--- START OF Given data ---

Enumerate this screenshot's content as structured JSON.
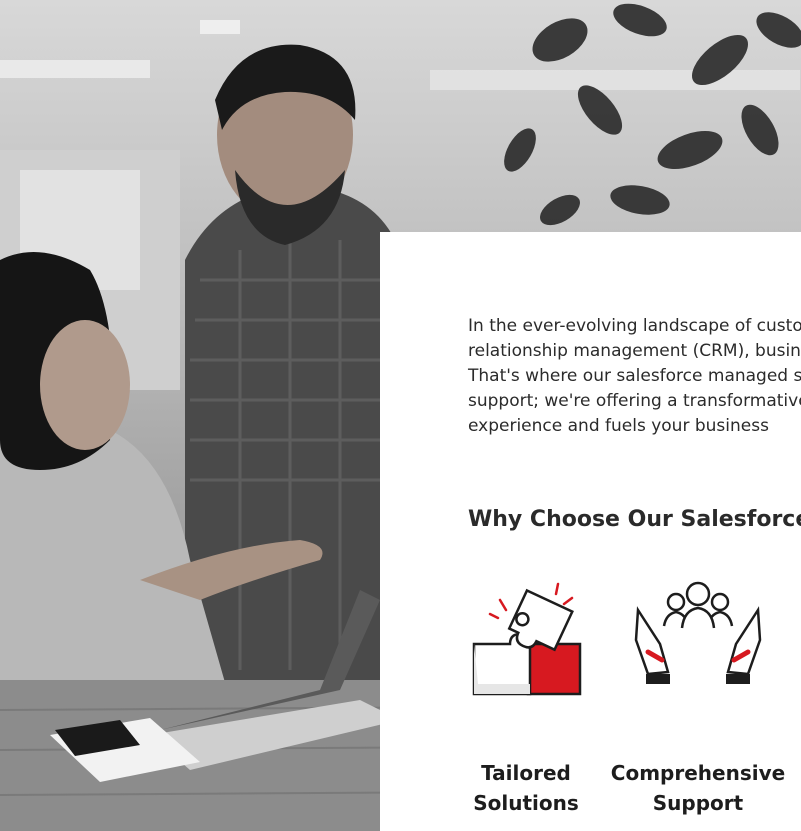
{
  "photo": {
    "description_icon": "office-photo-image"
  },
  "content": {
    "intro_lines": [
      "In the ever-evolving landscape of customer",
      "relationship management (CRM), businesses need",
      "That's where our salesforce managed services",
      "support; we're offering a transformative",
      "experience and fuels your business"
    ],
    "heading": "Why Choose Our Salesforce",
    "features": [
      {
        "icon": "puzzle-icon",
        "label_line1": "Tailored",
        "label_line2": "Solutions"
      },
      {
        "icon": "hands-support-icon",
        "label_line1": "Comprehensive",
        "label_line2": "Support"
      }
    ]
  },
  "colors": {
    "accent": "#d71920",
    "text": "#2b2b2b",
    "card": "#ffffff"
  }
}
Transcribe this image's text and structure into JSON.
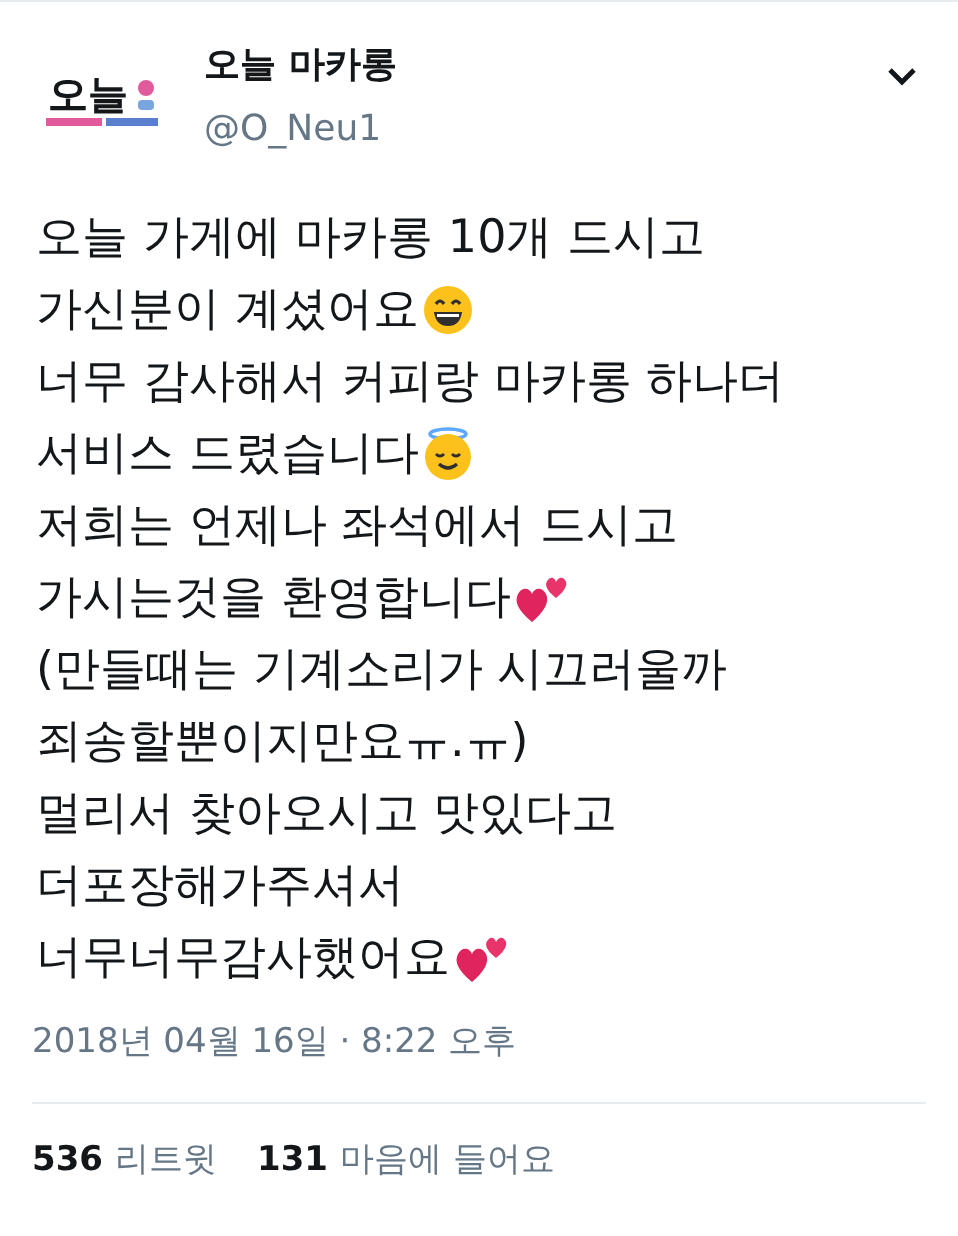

--- END OF Given data ---

◆ Task details
Leave out the pictures and print every line of the data exactly.

◆ Response to the task
Enumerate this screenshot's content as structured JSON.
{
  "photo": {
    "description_icon": "office-photo-image"
  },
  "content": {
    "intro_lines": [
      "In the ever-evolving landscape of customer",
      "relationship management (CRM), businesses need",
      "That's where our salesforce managed services",
      "support; we're offering a transformative",
      "experience and fuels your business"
    ],
    "heading": "Why Choose Our Salesforce",
    "features": [
      {
        "icon": "puzzle-icon",
        "label_line1": "Tailored",
        "label_line2": "Solutions"
      },
      {
        "icon": "hands-support-icon",
        "label_line1": "Comprehensive",
        "label_line2": "Support"
      }
    ]
  },
  "colors": {
    "accent": "#d71920",
    "text": "#2b2b2b",
    "card": "#ffffff"
  }
}
Transcribe this image's text and structure into JSON.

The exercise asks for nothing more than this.